:: Task goal ::
Locate the lines of the listing below that hold "link", then copy each of them.

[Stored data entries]
* * * *

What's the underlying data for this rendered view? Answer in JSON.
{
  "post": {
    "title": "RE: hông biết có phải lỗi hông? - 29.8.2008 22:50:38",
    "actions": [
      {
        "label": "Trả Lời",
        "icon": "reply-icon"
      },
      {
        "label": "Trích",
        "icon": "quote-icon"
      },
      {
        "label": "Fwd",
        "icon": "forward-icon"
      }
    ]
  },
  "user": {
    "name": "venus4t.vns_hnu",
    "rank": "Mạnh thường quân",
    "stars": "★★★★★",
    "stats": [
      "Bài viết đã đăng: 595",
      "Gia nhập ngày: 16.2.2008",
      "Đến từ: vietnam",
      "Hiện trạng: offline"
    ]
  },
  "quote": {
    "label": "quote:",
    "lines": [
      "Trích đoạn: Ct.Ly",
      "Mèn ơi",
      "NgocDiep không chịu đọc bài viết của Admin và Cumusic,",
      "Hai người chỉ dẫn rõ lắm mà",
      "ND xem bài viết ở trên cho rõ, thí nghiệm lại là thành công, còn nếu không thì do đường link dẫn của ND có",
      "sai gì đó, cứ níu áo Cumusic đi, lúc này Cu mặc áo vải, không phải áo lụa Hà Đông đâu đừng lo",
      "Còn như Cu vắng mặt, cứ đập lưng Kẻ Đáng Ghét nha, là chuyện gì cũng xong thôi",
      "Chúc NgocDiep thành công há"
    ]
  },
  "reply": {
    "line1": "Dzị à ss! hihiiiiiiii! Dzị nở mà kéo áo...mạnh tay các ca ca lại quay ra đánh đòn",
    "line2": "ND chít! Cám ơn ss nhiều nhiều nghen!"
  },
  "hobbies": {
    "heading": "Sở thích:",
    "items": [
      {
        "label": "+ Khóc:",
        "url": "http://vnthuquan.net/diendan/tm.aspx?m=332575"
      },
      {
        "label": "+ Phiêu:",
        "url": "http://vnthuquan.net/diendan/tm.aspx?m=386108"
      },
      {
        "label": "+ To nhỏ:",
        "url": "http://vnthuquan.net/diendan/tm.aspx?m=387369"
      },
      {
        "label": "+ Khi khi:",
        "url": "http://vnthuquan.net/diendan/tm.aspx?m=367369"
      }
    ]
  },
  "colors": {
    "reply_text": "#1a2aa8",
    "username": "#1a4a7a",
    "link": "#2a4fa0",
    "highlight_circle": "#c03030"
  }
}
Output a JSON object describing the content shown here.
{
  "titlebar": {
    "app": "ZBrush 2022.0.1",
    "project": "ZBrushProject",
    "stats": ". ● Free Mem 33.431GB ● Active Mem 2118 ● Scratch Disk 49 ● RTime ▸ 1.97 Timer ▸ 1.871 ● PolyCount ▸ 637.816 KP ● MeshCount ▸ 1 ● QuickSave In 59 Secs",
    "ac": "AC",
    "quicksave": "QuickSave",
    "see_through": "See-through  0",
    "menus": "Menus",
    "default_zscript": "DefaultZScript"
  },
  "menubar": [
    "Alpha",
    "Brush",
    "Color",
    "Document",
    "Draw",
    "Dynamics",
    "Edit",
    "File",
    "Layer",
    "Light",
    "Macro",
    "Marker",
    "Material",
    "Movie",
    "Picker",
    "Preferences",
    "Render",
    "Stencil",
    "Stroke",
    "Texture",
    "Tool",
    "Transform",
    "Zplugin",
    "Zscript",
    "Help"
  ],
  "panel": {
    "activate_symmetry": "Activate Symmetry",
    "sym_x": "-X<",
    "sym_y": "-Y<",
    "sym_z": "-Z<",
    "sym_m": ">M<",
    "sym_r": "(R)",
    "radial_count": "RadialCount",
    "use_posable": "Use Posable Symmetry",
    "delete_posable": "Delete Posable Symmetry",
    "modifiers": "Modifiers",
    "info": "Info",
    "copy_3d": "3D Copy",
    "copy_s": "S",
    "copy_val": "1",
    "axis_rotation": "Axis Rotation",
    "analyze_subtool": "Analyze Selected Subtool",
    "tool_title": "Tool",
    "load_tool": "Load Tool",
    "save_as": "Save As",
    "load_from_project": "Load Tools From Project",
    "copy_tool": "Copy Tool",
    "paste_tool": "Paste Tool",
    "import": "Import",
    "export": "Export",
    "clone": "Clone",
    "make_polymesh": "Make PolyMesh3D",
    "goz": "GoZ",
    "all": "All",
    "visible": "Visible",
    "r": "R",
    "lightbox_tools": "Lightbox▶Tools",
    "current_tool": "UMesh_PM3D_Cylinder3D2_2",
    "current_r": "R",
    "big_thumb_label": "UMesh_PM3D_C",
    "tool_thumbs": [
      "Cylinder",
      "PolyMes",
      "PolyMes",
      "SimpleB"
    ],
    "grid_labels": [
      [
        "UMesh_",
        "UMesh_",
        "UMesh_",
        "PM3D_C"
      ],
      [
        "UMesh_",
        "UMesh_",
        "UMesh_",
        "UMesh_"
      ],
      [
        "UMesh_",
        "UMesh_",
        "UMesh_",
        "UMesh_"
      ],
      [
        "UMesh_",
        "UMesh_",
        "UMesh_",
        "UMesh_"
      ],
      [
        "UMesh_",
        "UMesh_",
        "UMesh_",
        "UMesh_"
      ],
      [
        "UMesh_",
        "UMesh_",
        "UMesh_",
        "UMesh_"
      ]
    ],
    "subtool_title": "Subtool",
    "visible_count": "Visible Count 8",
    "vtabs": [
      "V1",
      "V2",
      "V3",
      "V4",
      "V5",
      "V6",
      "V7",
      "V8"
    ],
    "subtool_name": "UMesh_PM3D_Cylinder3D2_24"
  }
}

* * * *

:: Finished task ::
      "ND xem bài viết ở trên cho rõ, thí nghiệm lại là thành công, còn nếu không thì do đường link dẫn của ND có",
    "link": "#2a4fa0",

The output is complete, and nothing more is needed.